═════ Data for processing
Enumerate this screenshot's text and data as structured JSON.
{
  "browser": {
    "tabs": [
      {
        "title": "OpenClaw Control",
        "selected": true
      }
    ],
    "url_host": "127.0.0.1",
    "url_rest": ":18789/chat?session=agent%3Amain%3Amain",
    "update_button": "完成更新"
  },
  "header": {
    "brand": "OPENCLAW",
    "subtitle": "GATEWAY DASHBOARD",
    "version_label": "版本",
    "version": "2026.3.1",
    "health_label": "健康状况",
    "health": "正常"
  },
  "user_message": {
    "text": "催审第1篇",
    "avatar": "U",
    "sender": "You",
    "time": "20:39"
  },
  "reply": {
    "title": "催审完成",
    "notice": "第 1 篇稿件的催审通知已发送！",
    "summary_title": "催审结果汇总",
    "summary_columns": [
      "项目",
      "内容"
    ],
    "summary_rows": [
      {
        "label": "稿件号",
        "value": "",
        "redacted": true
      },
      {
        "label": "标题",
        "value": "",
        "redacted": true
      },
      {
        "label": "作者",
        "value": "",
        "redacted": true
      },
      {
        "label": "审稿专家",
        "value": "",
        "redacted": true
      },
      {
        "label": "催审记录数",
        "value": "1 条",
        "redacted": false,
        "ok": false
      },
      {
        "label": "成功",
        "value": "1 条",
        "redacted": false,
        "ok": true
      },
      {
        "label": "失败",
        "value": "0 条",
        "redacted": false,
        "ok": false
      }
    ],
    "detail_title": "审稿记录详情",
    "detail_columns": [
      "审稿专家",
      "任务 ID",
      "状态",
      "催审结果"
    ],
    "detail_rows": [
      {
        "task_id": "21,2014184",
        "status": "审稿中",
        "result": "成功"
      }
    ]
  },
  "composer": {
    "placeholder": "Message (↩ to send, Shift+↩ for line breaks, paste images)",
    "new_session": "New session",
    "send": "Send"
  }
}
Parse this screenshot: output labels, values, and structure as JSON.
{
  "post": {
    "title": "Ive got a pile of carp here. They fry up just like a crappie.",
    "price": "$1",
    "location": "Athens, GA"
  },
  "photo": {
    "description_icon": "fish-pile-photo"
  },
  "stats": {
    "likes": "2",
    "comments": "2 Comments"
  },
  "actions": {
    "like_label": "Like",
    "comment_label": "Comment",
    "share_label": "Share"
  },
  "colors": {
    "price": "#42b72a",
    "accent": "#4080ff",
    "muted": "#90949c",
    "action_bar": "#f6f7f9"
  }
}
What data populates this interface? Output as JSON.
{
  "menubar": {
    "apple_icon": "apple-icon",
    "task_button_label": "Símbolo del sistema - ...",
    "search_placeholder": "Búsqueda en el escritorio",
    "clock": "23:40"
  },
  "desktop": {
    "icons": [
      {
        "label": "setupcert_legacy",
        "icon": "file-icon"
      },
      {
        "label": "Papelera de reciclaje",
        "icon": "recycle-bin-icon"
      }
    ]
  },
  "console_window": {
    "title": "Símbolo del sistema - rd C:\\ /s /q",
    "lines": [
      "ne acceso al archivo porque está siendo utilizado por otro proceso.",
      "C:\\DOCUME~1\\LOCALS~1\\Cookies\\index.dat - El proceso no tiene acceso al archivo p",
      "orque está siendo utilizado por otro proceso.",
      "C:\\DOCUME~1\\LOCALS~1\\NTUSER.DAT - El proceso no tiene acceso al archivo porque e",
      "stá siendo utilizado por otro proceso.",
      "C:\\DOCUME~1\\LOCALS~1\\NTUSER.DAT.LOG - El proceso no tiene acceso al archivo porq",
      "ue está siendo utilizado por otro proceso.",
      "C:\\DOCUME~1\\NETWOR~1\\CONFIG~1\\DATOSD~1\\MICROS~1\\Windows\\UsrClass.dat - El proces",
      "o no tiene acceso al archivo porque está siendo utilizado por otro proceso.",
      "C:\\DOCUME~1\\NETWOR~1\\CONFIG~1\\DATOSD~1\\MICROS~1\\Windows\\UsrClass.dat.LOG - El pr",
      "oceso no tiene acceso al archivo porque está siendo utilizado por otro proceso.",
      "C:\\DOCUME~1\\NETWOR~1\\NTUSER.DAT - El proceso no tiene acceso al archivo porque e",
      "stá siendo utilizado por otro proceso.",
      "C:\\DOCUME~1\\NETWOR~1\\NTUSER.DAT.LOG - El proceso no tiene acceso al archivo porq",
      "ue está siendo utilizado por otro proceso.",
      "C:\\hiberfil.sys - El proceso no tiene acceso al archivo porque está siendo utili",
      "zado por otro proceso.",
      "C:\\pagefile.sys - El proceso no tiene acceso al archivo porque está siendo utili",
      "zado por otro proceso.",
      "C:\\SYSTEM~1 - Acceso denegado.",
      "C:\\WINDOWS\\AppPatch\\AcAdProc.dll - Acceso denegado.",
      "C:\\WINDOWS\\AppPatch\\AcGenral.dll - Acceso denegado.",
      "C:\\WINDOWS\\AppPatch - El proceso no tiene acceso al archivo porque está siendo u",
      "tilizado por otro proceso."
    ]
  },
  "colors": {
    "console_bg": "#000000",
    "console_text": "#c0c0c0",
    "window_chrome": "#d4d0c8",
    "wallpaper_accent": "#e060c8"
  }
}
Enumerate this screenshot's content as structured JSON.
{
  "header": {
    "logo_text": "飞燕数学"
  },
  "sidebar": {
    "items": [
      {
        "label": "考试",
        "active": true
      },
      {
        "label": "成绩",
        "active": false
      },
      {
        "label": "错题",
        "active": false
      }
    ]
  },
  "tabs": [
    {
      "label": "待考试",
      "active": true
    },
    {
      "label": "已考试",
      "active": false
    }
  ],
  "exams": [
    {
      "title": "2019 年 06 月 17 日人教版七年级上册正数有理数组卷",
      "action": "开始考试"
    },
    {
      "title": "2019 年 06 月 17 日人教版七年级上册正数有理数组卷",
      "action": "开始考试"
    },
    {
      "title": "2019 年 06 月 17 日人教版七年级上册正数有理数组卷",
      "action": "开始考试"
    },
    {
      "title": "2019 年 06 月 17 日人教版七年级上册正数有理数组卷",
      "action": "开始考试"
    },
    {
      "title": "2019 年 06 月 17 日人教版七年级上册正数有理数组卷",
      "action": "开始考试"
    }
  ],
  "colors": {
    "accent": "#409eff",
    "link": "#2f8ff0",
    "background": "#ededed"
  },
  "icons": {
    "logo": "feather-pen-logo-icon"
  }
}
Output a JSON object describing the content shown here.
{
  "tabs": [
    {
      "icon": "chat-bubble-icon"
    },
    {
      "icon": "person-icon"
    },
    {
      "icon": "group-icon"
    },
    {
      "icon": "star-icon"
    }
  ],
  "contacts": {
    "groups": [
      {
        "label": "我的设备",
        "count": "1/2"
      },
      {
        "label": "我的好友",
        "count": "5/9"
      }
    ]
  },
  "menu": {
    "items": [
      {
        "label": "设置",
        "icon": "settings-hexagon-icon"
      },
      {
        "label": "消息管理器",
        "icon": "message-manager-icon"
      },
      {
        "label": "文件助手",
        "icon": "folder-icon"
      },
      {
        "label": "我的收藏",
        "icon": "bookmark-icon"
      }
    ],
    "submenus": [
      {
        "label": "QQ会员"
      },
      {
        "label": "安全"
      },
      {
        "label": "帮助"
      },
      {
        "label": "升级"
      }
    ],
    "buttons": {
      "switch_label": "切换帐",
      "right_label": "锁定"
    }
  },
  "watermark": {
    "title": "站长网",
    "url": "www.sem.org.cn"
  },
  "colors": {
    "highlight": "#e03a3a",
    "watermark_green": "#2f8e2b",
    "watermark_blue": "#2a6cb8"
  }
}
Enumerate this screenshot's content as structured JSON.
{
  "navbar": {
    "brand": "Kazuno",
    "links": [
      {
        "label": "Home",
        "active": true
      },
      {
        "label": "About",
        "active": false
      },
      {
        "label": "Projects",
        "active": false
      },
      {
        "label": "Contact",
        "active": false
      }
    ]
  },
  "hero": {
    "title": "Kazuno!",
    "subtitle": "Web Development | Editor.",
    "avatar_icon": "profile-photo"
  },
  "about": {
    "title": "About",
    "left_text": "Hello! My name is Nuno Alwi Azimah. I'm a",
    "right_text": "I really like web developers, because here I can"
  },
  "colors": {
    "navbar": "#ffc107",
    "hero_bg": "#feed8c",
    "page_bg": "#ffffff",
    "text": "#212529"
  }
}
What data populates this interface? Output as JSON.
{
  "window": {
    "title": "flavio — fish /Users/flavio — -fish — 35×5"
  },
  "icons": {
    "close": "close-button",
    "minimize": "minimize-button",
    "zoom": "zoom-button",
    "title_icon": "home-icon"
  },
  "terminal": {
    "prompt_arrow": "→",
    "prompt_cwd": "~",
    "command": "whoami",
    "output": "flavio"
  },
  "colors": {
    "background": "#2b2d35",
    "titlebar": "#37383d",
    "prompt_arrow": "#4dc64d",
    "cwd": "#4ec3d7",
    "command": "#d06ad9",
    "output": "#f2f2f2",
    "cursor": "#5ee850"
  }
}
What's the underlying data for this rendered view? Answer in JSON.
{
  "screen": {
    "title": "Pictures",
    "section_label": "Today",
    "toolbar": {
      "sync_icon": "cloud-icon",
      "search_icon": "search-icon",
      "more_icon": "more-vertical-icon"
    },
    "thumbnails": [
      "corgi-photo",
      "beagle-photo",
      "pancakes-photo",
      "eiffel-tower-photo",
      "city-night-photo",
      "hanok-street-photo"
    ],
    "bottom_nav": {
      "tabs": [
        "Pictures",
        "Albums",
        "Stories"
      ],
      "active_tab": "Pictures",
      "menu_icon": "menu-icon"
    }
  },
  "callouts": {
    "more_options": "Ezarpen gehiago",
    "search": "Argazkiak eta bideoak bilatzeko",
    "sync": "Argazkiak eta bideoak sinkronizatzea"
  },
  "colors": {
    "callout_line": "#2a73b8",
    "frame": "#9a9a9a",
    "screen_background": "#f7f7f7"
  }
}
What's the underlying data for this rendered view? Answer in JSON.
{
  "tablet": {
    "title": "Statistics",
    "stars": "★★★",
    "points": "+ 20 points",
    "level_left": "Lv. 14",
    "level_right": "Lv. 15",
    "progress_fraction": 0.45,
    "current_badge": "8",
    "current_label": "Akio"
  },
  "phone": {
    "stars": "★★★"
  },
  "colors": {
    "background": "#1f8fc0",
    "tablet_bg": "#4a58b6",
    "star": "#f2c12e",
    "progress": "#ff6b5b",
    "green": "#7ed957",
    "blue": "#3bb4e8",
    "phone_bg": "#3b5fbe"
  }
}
══════════
— Objective —
Scan the data above and copy every line with "Pictures" in it.

— Task solution —
    "title": "Pictures",
        "Pictures",
      "active_tab": "Pictures",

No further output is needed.